- [The request]
Below are some entries. Output each one exactly as it appears.

- [Rows]
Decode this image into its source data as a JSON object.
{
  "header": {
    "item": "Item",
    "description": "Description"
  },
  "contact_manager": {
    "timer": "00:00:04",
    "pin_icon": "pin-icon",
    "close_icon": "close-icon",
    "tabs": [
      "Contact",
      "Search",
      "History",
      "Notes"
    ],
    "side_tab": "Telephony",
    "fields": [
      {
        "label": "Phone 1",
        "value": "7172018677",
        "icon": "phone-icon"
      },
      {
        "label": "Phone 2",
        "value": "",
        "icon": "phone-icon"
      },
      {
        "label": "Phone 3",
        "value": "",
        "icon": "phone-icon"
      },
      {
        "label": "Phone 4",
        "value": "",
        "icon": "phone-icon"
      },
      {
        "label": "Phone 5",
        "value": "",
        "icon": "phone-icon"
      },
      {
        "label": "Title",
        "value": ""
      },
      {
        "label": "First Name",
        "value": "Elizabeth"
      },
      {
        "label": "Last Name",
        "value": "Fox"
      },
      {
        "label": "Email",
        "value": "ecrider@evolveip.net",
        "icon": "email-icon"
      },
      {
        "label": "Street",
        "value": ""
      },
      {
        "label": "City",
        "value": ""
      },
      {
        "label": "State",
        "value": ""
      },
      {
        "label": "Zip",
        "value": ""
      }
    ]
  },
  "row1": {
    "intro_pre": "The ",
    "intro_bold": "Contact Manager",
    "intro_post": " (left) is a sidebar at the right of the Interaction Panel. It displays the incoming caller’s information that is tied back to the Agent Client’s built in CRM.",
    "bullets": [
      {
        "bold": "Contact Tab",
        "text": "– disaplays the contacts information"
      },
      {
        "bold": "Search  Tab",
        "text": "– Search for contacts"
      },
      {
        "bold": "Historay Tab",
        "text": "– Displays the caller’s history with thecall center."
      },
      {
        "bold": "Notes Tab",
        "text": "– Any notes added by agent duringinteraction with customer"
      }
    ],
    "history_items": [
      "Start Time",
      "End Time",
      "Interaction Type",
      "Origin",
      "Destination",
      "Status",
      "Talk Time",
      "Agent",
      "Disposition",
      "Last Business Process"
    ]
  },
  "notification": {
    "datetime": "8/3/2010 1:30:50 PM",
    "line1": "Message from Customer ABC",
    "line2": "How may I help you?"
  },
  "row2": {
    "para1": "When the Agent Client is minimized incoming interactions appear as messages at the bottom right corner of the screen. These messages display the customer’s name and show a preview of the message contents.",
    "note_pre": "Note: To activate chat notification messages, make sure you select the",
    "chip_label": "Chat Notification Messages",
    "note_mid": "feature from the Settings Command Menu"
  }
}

- [The solution]
Decode this image into its source data as a JSON object.
{
  "header": {
    "item": "Item",
    "description": "Description"
  },
  "contact_manager": {
    "timer": "00:00:04",
    "pin_icon": "pin-icon",
    "close_icon": "close-icon",
    "tabs": [
      "Contact",
      "Search",
      "History",
      "Notes"
    ],
    "side_tab": "Telephony",
    "fields": [
      {
        "label": "Phone 1",
        "value": "7172018677",
        "icon": "phone-icon"
      },
      {
        "label": "Phone 2",
        "value": "",
        "icon": "phone-icon"
      },
      {
        "label": "Phone 3",
        "value": "",
        "icon": "phone-icon"
      },
      {
        "label": "Phone 4",
        "value": "",
        "icon": "phone-icon"
      },
      {
        "label": "Phone 5",
        "value": "",
        "icon": "phone-icon"
      },
      {
        "label": "Title",
        "value": ""
      },
      {
        "label": "First Name",
        "value": "Elizabeth"
      },
      {
        "label": "Last Name",
        "value": "Fox"
      },
      {
        "label": "Email",
        "value": "ecrider@evolveip.net",
        "icon": "email-icon"
      },
      {
        "label": "Street",
        "value": ""
      },
      {
        "label": "City",
        "value": ""
      },
      {
        "label": "State",
        "value": ""
      },
      {
        "label": "Zip",
        "value": ""
      }
    ]
  },
  "row1": {
    "intro_pre": "The ",
    "intro_bold": "Contact Manager",
    "intro_post": " (left) is a sidebar at the right of the Interaction Panel. It displays the incoming caller’s information that is tied back to the Agent Client’s built in CRM.",
    "bullets": [
      {
        "bold": "Contact Tab",
        "text": "– disaplays the contacts information"
      },
      {
        "bold": "Search  Tab",
        "text": "– Search for contacts"
      },
      {
        "bold": "Historay Tab",
        "text": "– Displays the caller’s history with thecall center."
      },
      {
        "bold": "Notes Tab",
        "text": "– Any notes added by agent duringinteraction with customer"
      }
    ],
    "history_items": [
      "Start Time",
      "End Time",
      "Interaction Type",
      "Origin",
      "Destination",
      "Status",
      "Talk Time",
      "Agent",
      "Disposition",
      "Last Business Process"
    ]
  },
  "notification": {
    "datetime": "8/3/2010 1:30:50 PM",
    "line1": "Message from Customer ABC",
    "line2": "How may I help you?"
  },
  "row2": {
    "para1": "When the Agent Client is minimized incoming interactions appear as messages at the bottom right corner of the screen. These messages display the customer’s name and show a preview of the message contents.",
    "note_pre": "Note: To activate chat notification messages, make sure you select the",
    "chip_label": "Chat Notification Messages",
    "note_mid": "feature from the Settings Command Menu"
  }
}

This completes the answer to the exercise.